- **GIVEN EXERCISE**: Find all the lines with "Product" and gather them.

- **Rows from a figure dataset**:
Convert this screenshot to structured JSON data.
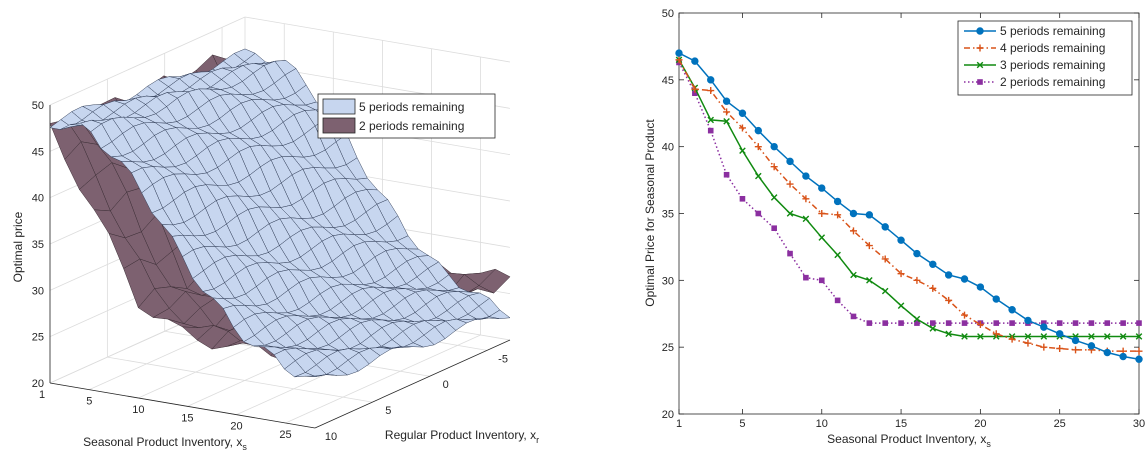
{
  "chart_data": [
    {
      "type": "surface3d",
      "zlabel": "Optimal price",
      "xlabel": "Seasonal Product Inventory, x",
      "xlabel_sub": "s",
      "ylabel": "Regular Product Inventory, x",
      "ylabel_sub": "r",
      "xlim": [
        1,
        28
      ],
      "ylim": [
        -7,
        10
      ],
      "zlim": [
        20,
        50
      ],
      "xticks": [
        1,
        5,
        10,
        15,
        20,
        25
      ],
      "yticks": [
        10,
        5,
        0,
        -5
      ],
      "zticks": [
        20,
        25,
        30,
        35,
        40,
        45,
        50
      ],
      "grid": true,
      "legend_position": "top-right",
      "series": [
        {
          "name": "5 periods remaining",
          "color": "#c7d6ef",
          "z_at_x": {
            "x": [
              1,
              5,
              10,
              15,
              20,
              25,
              28
            ],
            "z": [
              47,
              47,
              42,
              34,
              28,
              25,
              24
            ]
          }
        },
        {
          "name": "2 periods remaining",
          "color": "#7d6170",
          "z_at_x": {
            "x": [
              1,
              5,
              10,
              15,
              20,
              25,
              28
            ],
            "z": [
              47,
              40,
              30,
              27,
              27,
              27,
              27
            ]
          }
        }
      ]
    },
    {
      "type": "line",
      "ylabel": "Optimal Price for Seasonal Product",
      "xlabel": "Seasonal Product Inventory, x",
      "xlabel_sub": "s",
      "xlim": [
        1,
        30
      ],
      "ylim": [
        20,
        50
      ],
      "xticks": [
        1,
        5,
        10,
        15,
        20,
        25,
        30
      ],
      "yticks": [
        20,
        25,
        30,
        35,
        40,
        45,
        50
      ],
      "legend_position": "top-right",
      "x": [
        1,
        2,
        3,
        4,
        5,
        6,
        7,
        8,
        9,
        10,
        11,
        12,
        13,
        14,
        15,
        16,
        17,
        18,
        19,
        20,
        21,
        22,
        23,
        24,
        25,
        26,
        27,
        28,
        29,
        30
      ],
      "series": [
        {
          "name": "5 periods remaining",
          "color": "#0072bd",
          "marker": "circle",
          "dash": "solid",
          "values": [
            47.0,
            46.4,
            45.0,
            43.4,
            42.5,
            41.2,
            40.0,
            38.9,
            37.8,
            36.9,
            35.9,
            35.0,
            34.9,
            34.0,
            33.0,
            32.0,
            31.2,
            30.4,
            30.1,
            29.5,
            28.6,
            27.8,
            27.0,
            26.5,
            26.0,
            25.5,
            25.1,
            24.6,
            24.3,
            24.1
          ]
        },
        {
          "name": "4 periods remaining",
          "color": "#d95319",
          "marker": "plus",
          "dash": "dashdot",
          "values": [
            46.5,
            44.3,
            44.2,
            42.6,
            41.4,
            40.0,
            38.5,
            37.2,
            36.1,
            35.0,
            34.9,
            33.7,
            32.6,
            31.6,
            30.5,
            30.0,
            29.4,
            28.5,
            27.4,
            26.7,
            26.0,
            25.6,
            25.3,
            25.0,
            24.9,
            24.8,
            24.8,
            24.7,
            24.7,
            24.7
          ]
        },
        {
          "name": "3 periods remaining",
          "color": "#108a10",
          "marker": "cross",
          "dash": "solid",
          "values": [
            46.5,
            44.4,
            42.0,
            41.9,
            39.7,
            37.8,
            36.2,
            35.0,
            34.6,
            33.2,
            31.9,
            30.4,
            30.0,
            29.2,
            28.1,
            27.1,
            26.4,
            26.0,
            25.8,
            25.8,
            25.8,
            25.8,
            25.8,
            25.8,
            25.8,
            25.8,
            25.8,
            25.8,
            25.8,
            25.8
          ]
        },
        {
          "name": "2 periods remaining",
          "color": "#8b2fa0",
          "marker": "square",
          "dash": "dotted",
          "values": [
            46.3,
            44.0,
            41.2,
            37.9,
            36.1,
            35.0,
            33.9,
            32.0,
            30.2,
            30.0,
            28.5,
            27.3,
            26.8,
            26.8,
            26.8,
            26.8,
            26.8,
            26.8,
            26.8,
            26.8,
            26.8,
            26.8,
            26.8,
            26.8,
            26.8,
            26.8,
            26.8,
            26.8,
            26.8,
            26.8
          ]
        }
      ]
    }
  ]
}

- **EXERCISE RESULT**:
      "xlabel": "Seasonal Product Inventory, x",
      "ylabel": "Regular Product Inventory, x",
      "ylabel": "Optimal Price for Seasonal Product",
      "xlabel": "Seasonal Product Inventory, x",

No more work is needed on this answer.